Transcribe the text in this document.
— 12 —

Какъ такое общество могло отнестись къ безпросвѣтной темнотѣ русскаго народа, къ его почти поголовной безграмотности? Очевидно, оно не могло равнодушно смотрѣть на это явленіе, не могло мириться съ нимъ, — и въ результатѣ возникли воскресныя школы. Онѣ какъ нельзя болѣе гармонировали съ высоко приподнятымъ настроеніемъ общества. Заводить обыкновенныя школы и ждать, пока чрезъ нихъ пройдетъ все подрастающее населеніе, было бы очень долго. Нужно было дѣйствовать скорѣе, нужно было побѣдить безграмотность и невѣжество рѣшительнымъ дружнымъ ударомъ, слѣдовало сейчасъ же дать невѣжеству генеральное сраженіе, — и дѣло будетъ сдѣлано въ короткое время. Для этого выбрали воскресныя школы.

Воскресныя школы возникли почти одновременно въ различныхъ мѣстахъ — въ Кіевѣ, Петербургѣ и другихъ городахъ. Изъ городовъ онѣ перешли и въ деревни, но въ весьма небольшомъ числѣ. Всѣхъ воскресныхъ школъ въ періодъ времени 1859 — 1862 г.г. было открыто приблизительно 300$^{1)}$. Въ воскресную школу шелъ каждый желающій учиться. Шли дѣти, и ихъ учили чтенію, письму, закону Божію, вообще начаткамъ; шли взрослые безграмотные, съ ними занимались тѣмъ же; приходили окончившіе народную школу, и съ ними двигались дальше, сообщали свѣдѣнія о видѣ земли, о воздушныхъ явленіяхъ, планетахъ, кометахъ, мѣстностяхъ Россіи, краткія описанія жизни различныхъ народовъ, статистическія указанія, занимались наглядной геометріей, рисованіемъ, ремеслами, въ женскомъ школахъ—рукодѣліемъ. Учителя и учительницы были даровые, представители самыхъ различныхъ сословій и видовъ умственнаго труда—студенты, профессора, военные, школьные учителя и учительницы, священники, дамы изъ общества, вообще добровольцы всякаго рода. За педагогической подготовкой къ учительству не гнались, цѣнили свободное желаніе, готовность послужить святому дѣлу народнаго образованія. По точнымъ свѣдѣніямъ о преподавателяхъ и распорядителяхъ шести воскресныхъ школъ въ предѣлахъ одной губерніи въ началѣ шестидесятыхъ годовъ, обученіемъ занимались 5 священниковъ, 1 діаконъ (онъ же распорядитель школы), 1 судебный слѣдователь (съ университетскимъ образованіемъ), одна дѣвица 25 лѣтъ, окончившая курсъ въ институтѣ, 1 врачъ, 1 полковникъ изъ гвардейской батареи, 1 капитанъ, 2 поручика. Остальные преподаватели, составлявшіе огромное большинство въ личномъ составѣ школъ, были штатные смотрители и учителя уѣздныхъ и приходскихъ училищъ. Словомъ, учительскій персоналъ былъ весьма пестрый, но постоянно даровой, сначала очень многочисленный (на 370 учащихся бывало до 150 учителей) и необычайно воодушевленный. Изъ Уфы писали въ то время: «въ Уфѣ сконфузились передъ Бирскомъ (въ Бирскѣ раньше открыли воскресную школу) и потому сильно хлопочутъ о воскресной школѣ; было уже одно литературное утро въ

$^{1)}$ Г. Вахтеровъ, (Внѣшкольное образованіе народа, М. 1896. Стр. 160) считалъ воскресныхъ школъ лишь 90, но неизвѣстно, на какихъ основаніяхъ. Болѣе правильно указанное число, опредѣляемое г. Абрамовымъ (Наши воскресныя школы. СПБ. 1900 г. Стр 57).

Written instruction –
Pick out all lines from the data above in which the word "народа" appears.

Finished exercise –
Какъ такое общество могло отнестись къ безпросвѣтной темнотѣ русскаго народа, къ его почти поголовной безграмотности? Очевидно, оно не могло равнодушно смотрѣть на это явленіе, не могло мириться съ нимъ, — и въ результатѣ возникли воскресныя школы. Онѣ какъ нельзя болѣе гармонировали съ высоко приподнятымъ настроеніемъ общества. Заводить обыкновенныя школы и ждать, пока чрезъ нихъ пройдетъ все подрастающее населеніе, было бы очень долго. Нужно было дѣйствовать скорѣе, нужно было побѣдить безграмотность и невѣжество рѣшительнымъ дружнымъ ударомъ, слѣдовало сейчасъ же дать невѣжеству генеральное сраженіе, — и дѣло будетъ сдѣлано въ короткое время. Для этого выбрали воскресныя школы.
$^{1)}$ Г. Вахтеровъ, (Внѣшкольное образованіе народа, М. 1896. Стр. 160) считалъ воскресныхъ школъ лишь 90, но неизвѣстно, на какихъ основаніяхъ. Болѣе правильно указанное число, опредѣляемое г. Абрамовымъ (Наши воскресныя школы. СПБ. 1900 г. Стр 57).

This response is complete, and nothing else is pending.